* Task input
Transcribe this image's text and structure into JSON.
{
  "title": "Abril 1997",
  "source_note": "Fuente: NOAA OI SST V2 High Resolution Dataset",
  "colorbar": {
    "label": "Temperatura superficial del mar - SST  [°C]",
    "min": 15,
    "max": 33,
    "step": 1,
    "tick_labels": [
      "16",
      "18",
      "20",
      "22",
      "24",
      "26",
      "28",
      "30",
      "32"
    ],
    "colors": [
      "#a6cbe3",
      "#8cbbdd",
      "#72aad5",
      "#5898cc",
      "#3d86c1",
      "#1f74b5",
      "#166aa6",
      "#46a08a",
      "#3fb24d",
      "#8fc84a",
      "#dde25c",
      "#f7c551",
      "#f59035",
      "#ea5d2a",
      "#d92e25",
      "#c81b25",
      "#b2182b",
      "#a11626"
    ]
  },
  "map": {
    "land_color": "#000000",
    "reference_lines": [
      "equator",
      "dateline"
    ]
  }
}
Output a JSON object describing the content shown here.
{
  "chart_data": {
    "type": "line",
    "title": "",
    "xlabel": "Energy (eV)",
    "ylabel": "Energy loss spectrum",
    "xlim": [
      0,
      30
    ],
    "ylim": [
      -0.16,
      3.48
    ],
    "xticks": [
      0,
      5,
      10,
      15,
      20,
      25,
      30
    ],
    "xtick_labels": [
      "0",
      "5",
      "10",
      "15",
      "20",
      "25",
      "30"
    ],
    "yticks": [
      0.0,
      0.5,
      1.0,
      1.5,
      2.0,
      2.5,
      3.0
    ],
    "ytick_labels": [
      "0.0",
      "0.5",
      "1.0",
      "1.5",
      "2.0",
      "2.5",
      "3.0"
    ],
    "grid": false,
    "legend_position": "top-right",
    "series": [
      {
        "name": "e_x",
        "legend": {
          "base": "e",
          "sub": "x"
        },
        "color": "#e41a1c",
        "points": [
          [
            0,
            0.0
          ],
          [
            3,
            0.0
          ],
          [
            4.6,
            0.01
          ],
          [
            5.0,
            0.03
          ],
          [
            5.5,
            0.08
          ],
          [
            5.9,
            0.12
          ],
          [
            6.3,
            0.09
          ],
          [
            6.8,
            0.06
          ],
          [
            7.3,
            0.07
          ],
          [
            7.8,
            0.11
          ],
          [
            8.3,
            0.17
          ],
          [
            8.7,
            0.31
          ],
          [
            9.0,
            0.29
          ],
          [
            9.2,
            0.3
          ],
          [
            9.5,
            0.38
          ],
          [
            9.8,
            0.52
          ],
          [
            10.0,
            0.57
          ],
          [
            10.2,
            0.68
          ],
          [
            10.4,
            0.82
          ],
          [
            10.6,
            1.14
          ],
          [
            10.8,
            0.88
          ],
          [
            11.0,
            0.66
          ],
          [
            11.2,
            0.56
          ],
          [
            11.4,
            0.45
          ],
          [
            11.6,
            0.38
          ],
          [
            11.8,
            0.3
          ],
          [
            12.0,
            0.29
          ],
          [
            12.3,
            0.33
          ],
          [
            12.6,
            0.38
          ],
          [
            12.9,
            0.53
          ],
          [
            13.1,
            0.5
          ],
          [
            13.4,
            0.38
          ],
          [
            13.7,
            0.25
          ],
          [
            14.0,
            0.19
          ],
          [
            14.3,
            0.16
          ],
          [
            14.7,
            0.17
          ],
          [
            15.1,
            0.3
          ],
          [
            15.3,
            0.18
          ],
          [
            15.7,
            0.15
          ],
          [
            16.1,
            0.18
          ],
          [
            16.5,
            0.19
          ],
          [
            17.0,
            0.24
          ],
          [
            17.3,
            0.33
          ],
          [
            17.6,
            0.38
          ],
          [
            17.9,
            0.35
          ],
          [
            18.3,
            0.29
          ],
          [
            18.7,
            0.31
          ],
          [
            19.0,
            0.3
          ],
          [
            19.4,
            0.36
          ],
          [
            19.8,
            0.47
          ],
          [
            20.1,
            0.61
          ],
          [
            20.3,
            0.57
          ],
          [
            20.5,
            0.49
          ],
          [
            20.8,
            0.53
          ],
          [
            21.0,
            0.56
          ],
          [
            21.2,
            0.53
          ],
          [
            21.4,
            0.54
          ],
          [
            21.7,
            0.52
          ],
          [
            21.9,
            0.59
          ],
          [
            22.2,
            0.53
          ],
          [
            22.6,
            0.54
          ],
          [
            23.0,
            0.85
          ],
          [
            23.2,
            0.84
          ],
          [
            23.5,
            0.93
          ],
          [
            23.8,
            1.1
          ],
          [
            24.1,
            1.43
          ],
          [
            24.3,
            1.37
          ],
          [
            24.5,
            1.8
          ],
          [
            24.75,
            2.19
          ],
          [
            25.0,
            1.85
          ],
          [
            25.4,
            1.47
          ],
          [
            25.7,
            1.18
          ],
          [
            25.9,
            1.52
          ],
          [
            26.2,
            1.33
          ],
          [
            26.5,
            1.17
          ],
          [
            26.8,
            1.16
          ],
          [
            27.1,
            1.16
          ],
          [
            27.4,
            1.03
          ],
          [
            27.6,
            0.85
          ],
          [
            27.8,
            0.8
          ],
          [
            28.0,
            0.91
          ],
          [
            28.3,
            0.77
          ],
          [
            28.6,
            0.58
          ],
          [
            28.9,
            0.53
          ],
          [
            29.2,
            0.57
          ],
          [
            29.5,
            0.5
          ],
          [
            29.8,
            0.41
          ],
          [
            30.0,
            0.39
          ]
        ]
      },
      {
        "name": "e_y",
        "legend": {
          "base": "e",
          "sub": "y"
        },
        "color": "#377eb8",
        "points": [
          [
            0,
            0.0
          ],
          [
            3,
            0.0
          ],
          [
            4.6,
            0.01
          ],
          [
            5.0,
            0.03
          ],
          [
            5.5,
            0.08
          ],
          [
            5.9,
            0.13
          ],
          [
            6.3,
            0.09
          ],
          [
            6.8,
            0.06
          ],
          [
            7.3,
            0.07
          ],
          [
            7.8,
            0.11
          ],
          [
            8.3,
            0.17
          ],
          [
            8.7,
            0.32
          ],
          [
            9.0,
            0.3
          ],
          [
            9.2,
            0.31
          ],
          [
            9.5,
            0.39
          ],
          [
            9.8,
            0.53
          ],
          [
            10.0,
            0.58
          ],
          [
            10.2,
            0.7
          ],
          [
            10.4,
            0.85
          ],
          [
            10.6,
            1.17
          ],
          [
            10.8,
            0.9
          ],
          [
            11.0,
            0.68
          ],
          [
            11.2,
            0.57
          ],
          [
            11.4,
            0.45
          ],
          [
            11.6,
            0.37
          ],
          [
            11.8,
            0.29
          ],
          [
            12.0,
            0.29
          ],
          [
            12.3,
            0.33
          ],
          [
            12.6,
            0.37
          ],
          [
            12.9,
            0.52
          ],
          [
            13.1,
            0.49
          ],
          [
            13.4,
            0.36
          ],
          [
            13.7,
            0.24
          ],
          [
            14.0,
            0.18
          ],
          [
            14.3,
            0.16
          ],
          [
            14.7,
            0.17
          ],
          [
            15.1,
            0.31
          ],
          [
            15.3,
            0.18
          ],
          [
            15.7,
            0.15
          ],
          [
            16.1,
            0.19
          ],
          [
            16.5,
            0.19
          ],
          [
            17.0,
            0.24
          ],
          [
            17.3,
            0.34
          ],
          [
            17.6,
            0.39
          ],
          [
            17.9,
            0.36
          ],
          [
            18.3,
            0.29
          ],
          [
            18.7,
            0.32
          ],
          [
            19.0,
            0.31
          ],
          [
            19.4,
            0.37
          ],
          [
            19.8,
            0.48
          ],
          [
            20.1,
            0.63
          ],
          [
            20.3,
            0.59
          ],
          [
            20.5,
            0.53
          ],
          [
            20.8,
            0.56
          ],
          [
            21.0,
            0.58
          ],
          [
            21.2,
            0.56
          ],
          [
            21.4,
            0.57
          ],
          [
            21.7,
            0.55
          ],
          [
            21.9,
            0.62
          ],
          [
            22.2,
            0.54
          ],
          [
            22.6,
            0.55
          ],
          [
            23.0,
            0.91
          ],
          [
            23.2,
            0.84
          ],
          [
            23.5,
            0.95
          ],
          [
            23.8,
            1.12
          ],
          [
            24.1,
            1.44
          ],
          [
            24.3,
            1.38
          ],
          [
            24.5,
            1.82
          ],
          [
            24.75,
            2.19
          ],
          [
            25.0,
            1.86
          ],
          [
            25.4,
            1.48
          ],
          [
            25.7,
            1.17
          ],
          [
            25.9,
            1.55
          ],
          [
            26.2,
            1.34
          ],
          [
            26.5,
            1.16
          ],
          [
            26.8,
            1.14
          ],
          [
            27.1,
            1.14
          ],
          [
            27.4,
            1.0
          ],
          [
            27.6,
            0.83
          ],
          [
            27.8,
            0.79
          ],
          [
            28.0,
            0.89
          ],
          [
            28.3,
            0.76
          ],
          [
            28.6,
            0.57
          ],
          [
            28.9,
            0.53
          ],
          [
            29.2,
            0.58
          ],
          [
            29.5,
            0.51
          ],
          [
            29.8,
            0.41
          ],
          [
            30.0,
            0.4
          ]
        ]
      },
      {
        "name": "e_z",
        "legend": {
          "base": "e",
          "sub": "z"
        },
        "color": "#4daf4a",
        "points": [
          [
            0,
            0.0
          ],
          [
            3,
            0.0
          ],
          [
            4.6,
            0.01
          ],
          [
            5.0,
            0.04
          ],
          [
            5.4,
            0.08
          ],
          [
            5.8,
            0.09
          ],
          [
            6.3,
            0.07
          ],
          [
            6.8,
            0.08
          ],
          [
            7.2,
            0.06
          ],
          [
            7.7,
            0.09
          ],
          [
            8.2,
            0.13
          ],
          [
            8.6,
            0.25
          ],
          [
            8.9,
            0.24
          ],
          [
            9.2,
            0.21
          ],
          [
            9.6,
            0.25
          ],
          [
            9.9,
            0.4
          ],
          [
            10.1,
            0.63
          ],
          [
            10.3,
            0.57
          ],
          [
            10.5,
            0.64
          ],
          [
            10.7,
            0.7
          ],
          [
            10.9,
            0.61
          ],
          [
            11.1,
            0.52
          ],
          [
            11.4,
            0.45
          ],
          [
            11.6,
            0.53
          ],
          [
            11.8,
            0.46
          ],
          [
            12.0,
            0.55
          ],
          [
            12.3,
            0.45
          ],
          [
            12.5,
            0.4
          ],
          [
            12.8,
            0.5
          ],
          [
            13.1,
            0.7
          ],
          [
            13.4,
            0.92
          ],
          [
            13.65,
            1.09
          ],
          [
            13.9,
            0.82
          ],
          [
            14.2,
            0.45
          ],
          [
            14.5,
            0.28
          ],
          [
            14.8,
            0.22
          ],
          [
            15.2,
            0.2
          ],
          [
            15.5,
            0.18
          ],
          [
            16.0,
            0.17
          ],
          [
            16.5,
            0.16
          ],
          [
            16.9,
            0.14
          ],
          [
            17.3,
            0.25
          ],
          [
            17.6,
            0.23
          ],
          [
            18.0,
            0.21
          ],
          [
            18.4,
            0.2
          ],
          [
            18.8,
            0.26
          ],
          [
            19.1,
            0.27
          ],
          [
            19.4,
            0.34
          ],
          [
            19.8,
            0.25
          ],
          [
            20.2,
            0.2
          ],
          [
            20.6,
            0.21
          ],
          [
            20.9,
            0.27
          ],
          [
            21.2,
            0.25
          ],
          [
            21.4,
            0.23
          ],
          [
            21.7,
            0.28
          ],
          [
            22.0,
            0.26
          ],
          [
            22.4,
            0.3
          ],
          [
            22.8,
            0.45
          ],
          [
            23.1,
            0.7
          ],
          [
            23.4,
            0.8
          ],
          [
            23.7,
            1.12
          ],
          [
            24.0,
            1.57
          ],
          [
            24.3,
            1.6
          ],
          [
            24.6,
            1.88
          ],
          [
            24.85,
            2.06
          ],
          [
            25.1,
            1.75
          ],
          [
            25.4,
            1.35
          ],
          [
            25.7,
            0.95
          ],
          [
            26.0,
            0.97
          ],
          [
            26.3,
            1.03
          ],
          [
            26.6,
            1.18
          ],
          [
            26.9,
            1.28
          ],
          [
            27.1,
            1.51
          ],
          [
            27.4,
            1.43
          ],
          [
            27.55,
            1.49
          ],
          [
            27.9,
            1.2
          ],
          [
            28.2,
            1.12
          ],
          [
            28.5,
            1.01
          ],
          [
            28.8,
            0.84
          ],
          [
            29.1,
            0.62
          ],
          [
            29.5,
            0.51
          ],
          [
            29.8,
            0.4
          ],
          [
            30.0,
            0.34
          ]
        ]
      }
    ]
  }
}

* Given problem
Only lines with the string "Energy" belong in your answer; copy each one.

* Exercise response
    "xlabel": "Energy (eV)",
    "ylabel": "Energy loss spectrum",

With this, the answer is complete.